## Written instruction A
According to the passage on the hydrodynamic bearing, what material is the bearing sleeve 33 formed of?

## Passage given
Namely, hydrodynamic surfaces formed on the inner peripheral
surface of the bearing sleeve 33 are disposed in such a manner as
to proximately oppose hydrodynamic surfaces formed on the outer
peripheral surface of the rotary shaft 41, thereby forming the pair
of radial hydrodynamic bearing portions RBa and RBb which are
adjacent to each other in the axial direction. The hydrodynamic
surface on the bearing sleeve 33 side and the hydrodynamic surface
on the rotary shaft 41 side in each of the pair of radial
hydrodynamic bearing portions RBa and RBb are opposingly disposed
circumferentially with a very small gap of several microns
therebetween. A lubricating fluid such as oil, a magnetic fluid, or
air can be used in the bearing space.
[0045] The bearing sleeve 33 is formed of a copper group material
or a stainless steel to facilitate machining, and radial dynamic
pressure generating grooves of, for example, herringbone shape are
formed in its inner periphery in such a manner as to be axially
divided into two blocks. Thus a rotary hub 42 together with the
rotary shaft 41 is pivotally supported in the radial direction by
the hydrodynamic pressure of the lubricating fluid during
rotation.
[0046] The substantially cup-shaped hub 42 on which a recording
medium such as a magnetic disk is mounted is secured to one end of
the rotary shaft 41 by means of a joining member which will be
described later. The hub 42 has a hollow cylindrical portion 42a to
which the disk is fitted, as well as a disk mounting surface 42b
which expands outwardly from the lower end of the hollow
cylindrical portion 42a for mounting the disk thereon. Annular
driving magnets 25 having magnetized poles are fitted to an inner
peripheral surface of the hollow cylindrical portion 42a of the hub
42, and inner peripheral surfaces of the driving magnets 25 are
opposed to outer peripheral surfaces of the stator cores 34 with an
appropriate interval therebetween. Here, since the hub 42 is formed
of a magnetic material such as iron, the hub 42 itself can be made
to function as a back yoke for the driving magnets 25. Accordingly,
in this embodiment, since the yoke which is a separate component is
omitted, as compared with a hub 42 having an identical outside
diameter and the yoke, the inner space of the hub 42, i.e., the
space for disposing the armature, can be made large. Accordingly,
it is possible to obtain a relatively large motor torque. It should
be noted that in a case where the hub 42 is formed of a nonmagnetic
material such as an aluminum alloy, a yoke formed of a magnetic
material is interposed between the hub 42 and the driving magnets
25.
[0047] Meanwhile, a disk-shaped thrust plat 43 is secured to the
other end side, i.e., on the lower side in the drawing, of the
rotary shaft 41 by means of a joining member which will be
described later. This thrust plate 43 is disposed so as to be
accommodated in a recessed portion 33a formed in a central portion
of the lower end side of the bearing sleeve 33. The upper thrust
hydrodynamic bearing portion SBa is formed by hydrodynamic surfaces
formed by axially proximately opposing end faces of the thrust
plate 43 and the bearing sleeve 33 in the recessed portion 33a of
the bearing sleeve 33.

## Raw records
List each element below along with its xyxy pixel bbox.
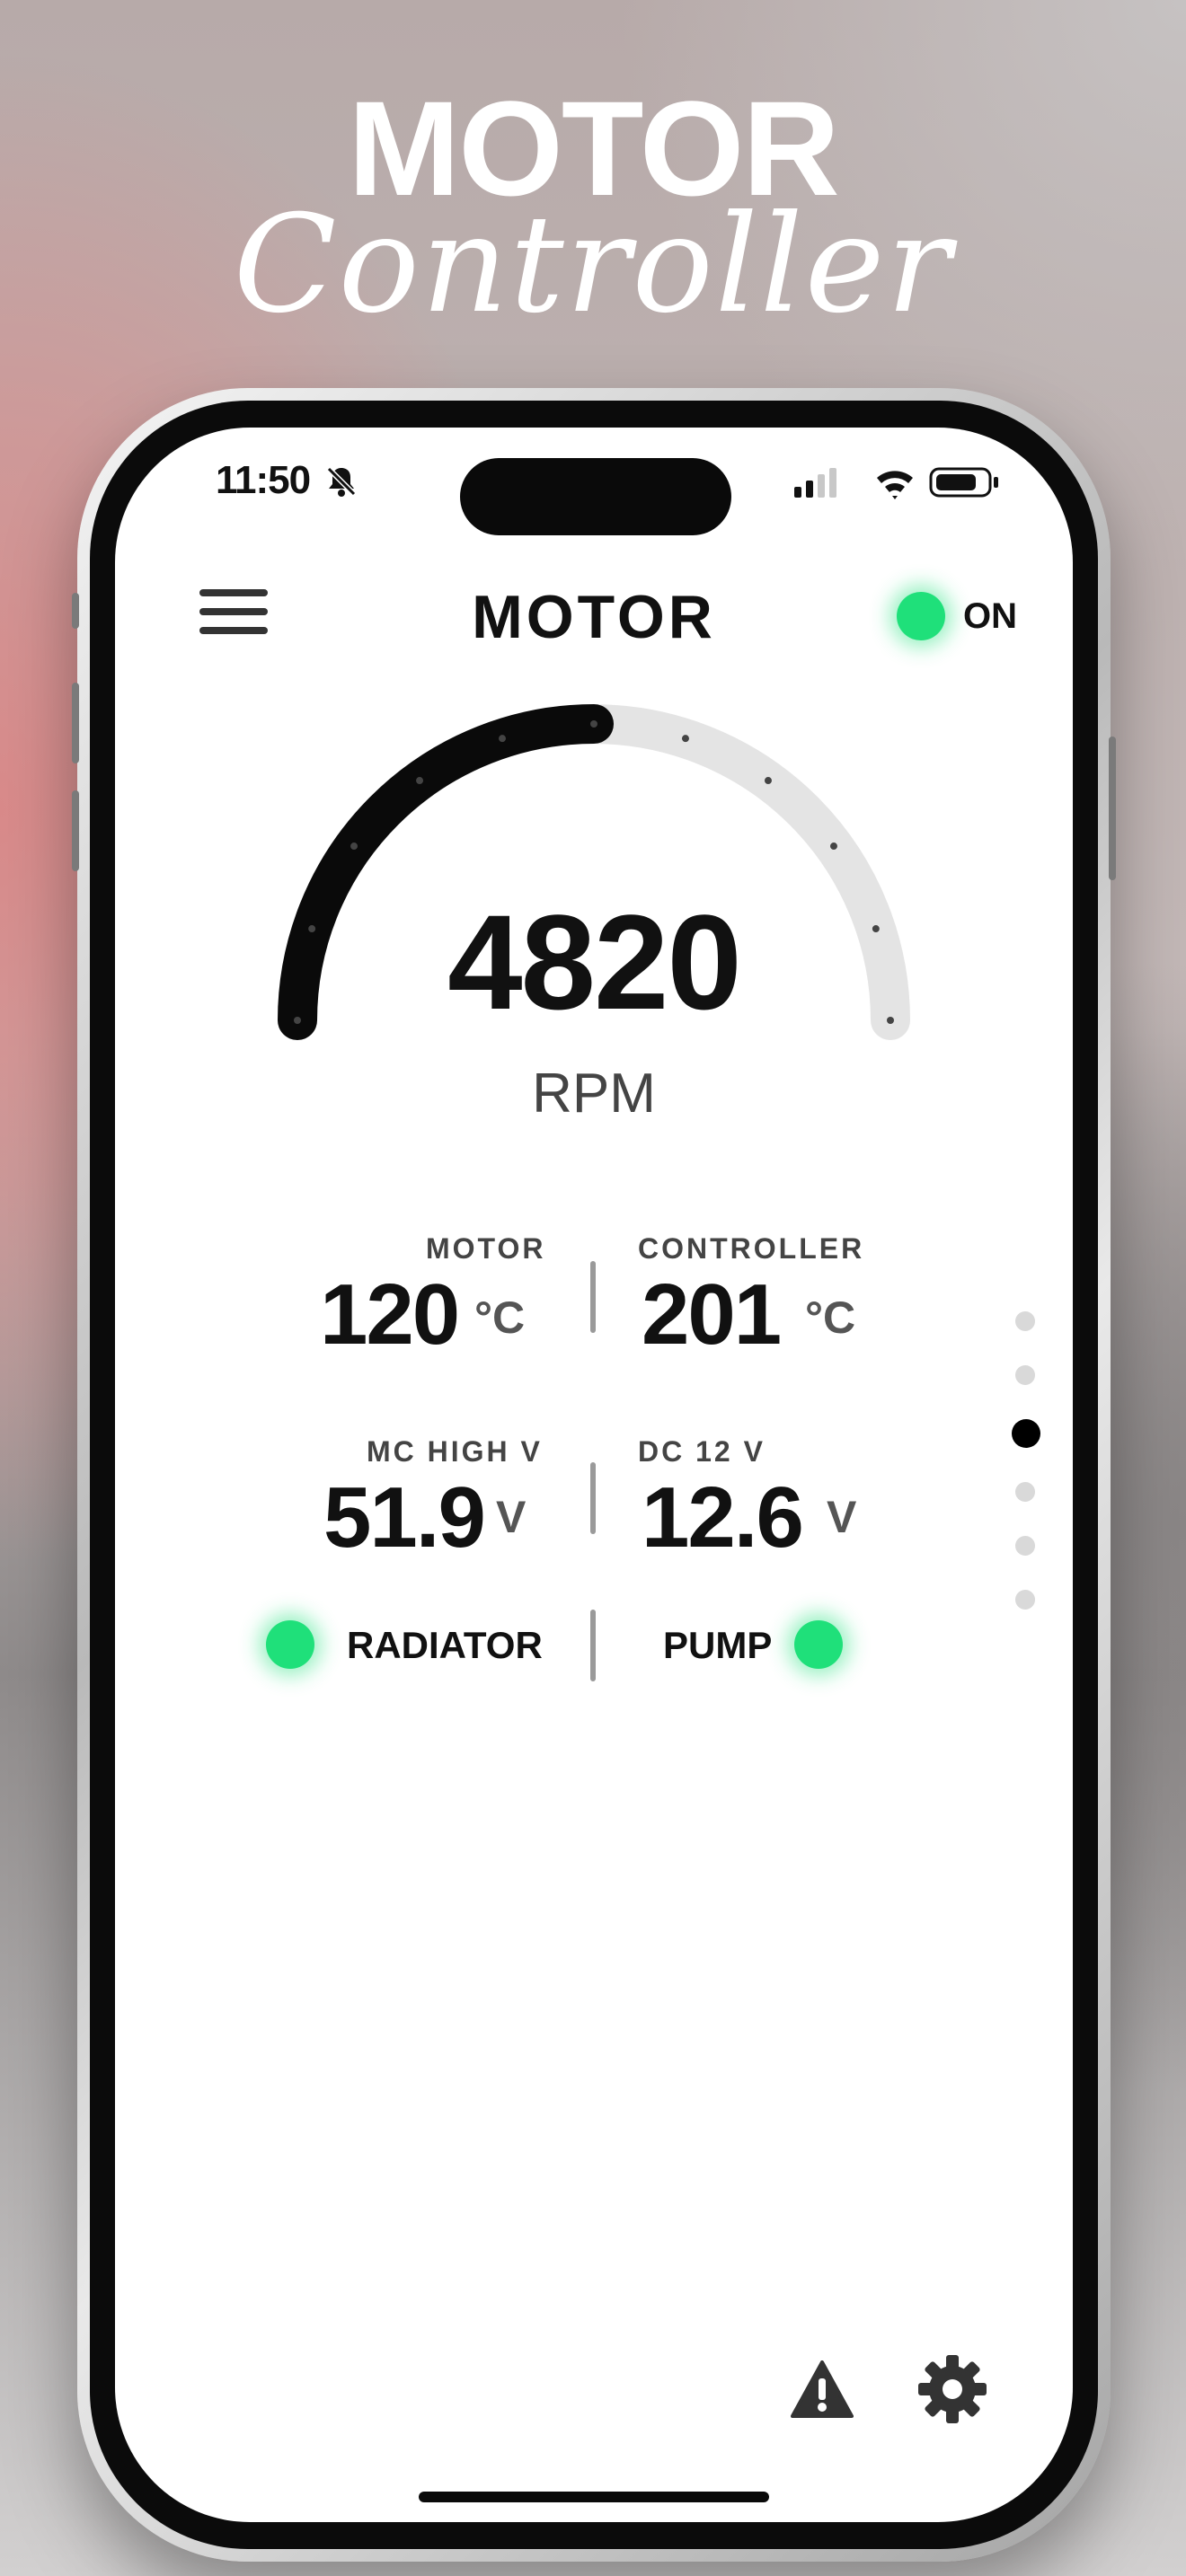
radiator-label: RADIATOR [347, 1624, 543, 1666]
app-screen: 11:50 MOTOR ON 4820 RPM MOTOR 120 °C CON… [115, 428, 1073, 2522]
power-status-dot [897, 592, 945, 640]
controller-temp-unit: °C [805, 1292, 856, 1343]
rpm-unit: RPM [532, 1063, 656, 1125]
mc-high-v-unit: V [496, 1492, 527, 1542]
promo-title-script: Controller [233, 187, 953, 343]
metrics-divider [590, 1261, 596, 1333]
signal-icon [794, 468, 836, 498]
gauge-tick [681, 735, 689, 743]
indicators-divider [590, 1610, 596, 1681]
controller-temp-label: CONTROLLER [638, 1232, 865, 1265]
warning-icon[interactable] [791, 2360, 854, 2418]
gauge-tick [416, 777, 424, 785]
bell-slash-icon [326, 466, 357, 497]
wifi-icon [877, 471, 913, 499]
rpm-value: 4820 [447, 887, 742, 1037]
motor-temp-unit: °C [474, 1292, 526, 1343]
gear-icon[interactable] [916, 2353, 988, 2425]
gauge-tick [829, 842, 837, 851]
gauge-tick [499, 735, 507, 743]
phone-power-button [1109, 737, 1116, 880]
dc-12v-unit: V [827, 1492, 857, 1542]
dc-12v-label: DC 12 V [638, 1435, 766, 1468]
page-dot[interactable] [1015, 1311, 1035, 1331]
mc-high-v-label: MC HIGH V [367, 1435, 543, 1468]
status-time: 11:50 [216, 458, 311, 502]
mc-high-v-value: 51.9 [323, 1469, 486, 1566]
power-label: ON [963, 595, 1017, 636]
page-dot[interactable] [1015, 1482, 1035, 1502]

## Written instruction B
From the entries, reproduce without changes the lines beginning with the one that contains "radiator-label: RADIATOR [347, 1624, 543, 1666]" and continuing through the one that contains "promo-title-script: Controller [233, 187, 953, 343]", with both of those lines included.

## Correct response A
A copper group material or a stainless steel.

## Correct response B
radiator-label: RADIATOR [347, 1624, 543, 1666]
app-screen: 11:50 MOTOR ON 4820 RPM MOTOR 120 °C CON… [115, 428, 1073, 2522]
power-status-dot [897, 592, 945, 640]
controller-temp-unit: °C [805, 1292, 856, 1343]
rpm-unit: RPM [532, 1063, 656, 1125]
mc-high-v-unit: V [496, 1492, 527, 1542]
promo-title-script: Controller [233, 187, 953, 343]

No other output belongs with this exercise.